(Chart and figure data)
--- start ---

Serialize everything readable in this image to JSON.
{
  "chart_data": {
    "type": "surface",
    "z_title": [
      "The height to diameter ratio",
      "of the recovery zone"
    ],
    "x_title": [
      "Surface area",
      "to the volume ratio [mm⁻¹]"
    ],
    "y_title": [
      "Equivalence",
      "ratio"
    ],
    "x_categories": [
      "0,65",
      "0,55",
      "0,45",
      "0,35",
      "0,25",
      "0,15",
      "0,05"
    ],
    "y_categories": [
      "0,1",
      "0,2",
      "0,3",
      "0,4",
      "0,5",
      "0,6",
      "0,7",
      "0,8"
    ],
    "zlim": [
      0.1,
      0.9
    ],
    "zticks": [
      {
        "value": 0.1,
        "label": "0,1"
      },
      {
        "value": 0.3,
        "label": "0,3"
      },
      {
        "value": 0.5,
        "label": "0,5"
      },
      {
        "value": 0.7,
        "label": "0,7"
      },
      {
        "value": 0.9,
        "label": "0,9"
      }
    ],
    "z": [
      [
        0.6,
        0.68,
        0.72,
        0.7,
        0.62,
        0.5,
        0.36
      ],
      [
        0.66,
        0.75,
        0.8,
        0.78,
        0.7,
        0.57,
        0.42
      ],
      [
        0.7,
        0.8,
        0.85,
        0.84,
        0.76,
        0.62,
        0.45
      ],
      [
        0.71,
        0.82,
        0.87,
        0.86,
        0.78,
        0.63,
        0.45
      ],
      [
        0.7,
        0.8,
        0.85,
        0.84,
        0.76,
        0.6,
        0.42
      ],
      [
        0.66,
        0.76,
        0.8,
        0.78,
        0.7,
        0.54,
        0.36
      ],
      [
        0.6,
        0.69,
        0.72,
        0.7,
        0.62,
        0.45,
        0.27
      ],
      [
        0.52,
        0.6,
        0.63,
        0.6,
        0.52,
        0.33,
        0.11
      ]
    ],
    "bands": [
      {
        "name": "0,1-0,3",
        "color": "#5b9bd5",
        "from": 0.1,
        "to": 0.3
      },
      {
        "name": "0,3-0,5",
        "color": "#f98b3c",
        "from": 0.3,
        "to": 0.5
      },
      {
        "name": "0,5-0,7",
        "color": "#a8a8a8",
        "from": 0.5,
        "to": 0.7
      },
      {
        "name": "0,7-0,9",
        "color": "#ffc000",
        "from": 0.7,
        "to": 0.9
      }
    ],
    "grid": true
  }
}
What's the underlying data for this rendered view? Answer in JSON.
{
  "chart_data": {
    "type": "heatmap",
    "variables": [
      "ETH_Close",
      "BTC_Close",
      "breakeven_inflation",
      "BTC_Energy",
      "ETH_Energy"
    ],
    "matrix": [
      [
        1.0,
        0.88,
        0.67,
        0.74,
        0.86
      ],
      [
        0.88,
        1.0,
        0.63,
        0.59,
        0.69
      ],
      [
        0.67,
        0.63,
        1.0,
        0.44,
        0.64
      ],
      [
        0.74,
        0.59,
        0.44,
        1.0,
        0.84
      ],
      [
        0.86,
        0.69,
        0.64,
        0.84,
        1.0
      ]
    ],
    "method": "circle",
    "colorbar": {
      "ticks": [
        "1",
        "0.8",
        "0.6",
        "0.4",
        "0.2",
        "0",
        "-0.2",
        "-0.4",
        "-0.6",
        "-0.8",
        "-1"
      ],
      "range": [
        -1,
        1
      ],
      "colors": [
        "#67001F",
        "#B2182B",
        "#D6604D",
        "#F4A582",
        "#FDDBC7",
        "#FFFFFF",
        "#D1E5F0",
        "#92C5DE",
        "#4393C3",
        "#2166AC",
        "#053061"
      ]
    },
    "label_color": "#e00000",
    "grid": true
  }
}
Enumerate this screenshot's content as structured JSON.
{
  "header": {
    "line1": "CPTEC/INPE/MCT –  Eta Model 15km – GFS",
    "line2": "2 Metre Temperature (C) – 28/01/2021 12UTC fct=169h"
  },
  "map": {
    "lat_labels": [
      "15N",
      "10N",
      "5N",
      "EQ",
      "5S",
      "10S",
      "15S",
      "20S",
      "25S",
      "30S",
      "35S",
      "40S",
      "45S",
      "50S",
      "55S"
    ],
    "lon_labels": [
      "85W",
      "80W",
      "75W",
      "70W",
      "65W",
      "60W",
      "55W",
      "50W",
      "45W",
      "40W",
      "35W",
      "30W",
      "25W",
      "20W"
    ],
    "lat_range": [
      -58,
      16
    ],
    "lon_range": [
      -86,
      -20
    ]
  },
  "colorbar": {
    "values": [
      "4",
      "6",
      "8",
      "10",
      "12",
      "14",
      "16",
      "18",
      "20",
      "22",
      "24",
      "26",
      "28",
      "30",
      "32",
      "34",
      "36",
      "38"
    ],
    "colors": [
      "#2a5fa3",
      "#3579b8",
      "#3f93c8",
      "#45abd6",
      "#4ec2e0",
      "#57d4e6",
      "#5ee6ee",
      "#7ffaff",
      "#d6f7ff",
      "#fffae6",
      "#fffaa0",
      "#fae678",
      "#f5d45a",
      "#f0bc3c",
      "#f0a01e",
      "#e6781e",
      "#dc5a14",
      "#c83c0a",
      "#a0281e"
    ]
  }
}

--- end ---

TASK REQUIREMENTS: Output the data above exactly, please, line for line.

RESULT FOR THIS TASK:
Serialize everything readable in this image to JSON.
{
  "chart_data": {
    "type": "surface",
    "z_title": [
      "The height to diameter ratio",
      "of the recovery zone"
    ],
    "x_title": [
      "Surface area",
      "to the volume ratio [mm⁻¹]"
    ],
    "y_title": [
      "Equivalence",
      "ratio"
    ],
    "x_categories": [
      "0,65",
      "0,55",
      "0,45",
      "0,35",
      "0,25",
      "0,15",
      "0,05"
    ],
    "y_categories": [
      "0,1",
      "0,2",
      "0,3",
      "0,4",
      "0,5",
      "0,6",
      "0,7",
      "0,8"
    ],
    "zlim": [
      0.1,
      0.9
    ],
    "zticks": [
      {
        "value": 0.1,
        "label": "0,1"
      },
      {
        "value": 0.3,
        "label": "0,3"
      },
      {
        "value": 0.5,
        "label": "0,5"
      },
      {
        "value": 0.7,
        "label": "0,7"
      },
      {
        "value": 0.9,
        "label": "0,9"
      }
    ],
    "z": [
      [
        0.6,
        0.68,
        0.72,
        0.7,
        0.62,
        0.5,
        0.36
      ],
      [
        0.66,
        0.75,
        0.8,
        0.78,
        0.7,
        0.57,
        0.42
      ],
      [
        0.7,
        0.8,
        0.85,
        0.84,
        0.76,
        0.62,
        0.45
      ],
      [
        0.71,
        0.82,
        0.87,
        0.86,
        0.78,
        0.63,
        0.45
      ],
      [
        0.7,
        0.8,
        0.85,
        0.84,
        0.76,
        0.6,
        0.42
      ],
      [
        0.66,
        0.76,
        0.8,
        0.78,
        0.7,
        0.54,
        0.36
      ],
      [
        0.6,
        0.69,
        0.72,
        0.7,
        0.62,
        0.45,
        0.27
      ],
      [
        0.52,
        0.6,
        0.63,
        0.6,
        0.52,
        0.33,
        0.11
      ]
    ],
    "bands": [
      {
        "name": "0,1-0,3",
        "color": "#5b9bd5",
        "from": 0.1,
        "to": 0.3
      },
      {
        "name": "0,3-0,5",
        "color": "#f98b3c",
        "from": 0.3,
        "to": 0.5
      },
      {
        "name": "0,5-0,7",
        "color": "#a8a8a8",
        "from": 0.5,
        "to": 0.7
      },
      {
        "name": "0,7-0,9",
        "color": "#ffc000",
        "from": 0.7,
        "to": 0.9
      }
    ],
    "grid": true
  }
}
What's the underlying data for this rendered view? Answer in JSON.
{
  "chart_data": {
    "type": "heatmap",
    "variables": [
      "ETH_Close",
      "BTC_Close",
      "breakeven_inflation",
      "BTC_Energy",
      "ETH_Energy"
    ],
    "matrix": [
      [
        1.0,
        0.88,
        0.67,
        0.74,
        0.86
      ],
      [
        0.88,
        1.0,
        0.63,
        0.59,
        0.69
      ],
      [
        0.67,
        0.63,
        1.0,
        0.44,
        0.64
      ],
      [
        0.74,
        0.59,
        0.44,
        1.0,
        0.84
      ],
      [
        0.86,
        0.69,
        0.64,
        0.84,
        1.0
      ]
    ],
    "method": "circle",
    "colorbar": {
      "ticks": [
        "1",
        "0.8",
        "0.6",
        "0.4",
        "0.2",
        "0",
        "-0.2",
        "-0.4",
        "-0.6",
        "-0.8",
        "-1"
      ],
      "range": [
        -1,
        1
      ],
      "colors": [
        "#67001F",
        "#B2182B",
        "#D6604D",
        "#F4A582",
        "#FDDBC7",
        "#FFFFFF",
        "#D1E5F0",
        "#92C5DE",
        "#4393C3",
        "#2166AC",
        "#053061"
      ]
    },
    "label_color": "#e00000",
    "grid": true
  }
}
Enumerate this screenshot's content as structured JSON.
{
  "header": {
    "line1": "CPTEC/INPE/MCT –  Eta Model 15km – GFS",
    "line2": "2 Metre Temperature (C) – 28/01/2021 12UTC fct=169h"
  },
  "map": {
    "lat_labels": [
      "15N",
      "10N",
      "5N",
      "EQ",
      "5S",
      "10S",
      "15S",
      "20S",
      "25S",
      "30S",
      "35S",
      "40S",
      "45S",
      "50S",
      "55S"
    ],
    "lon_labels": [
      "85W",
      "80W",
      "75W",
      "70W",
      "65W",
      "60W",
      "55W",
      "50W",
      "45W",
      "40W",
      "35W",
      "30W",
      "25W",
      "20W"
    ],
    "lat_range": [
      -58,
      16
    ],
    "lon_range": [
      -86,
      -20
    ]
  },
  "colorbar": {
    "values": [
      "4",
      "6",
      "8",
      "10",
      "12",
      "14",
      "16",
      "18",
      "20",
      "22",
      "24",
      "26",
      "28",
      "30",
      "32",
      "34",
      "36",
      "38"
    ],
    "colors": [
      "#2a5fa3",
      "#3579b8",
      "#3f93c8",
      "#45abd6",
      "#4ec2e0",
      "#57d4e6",
      "#5ee6ee",
      "#7ffaff",
      "#d6f7ff",
      "#fffae6",
      "#fffaa0",
      "#fae678",
      "#f5d45a",
      "#f0bc3c",
      "#f0a01e",
      "#e6781e",
      "#dc5a14",
      "#c83c0a",
      "#a0281e"
    ]
  }
}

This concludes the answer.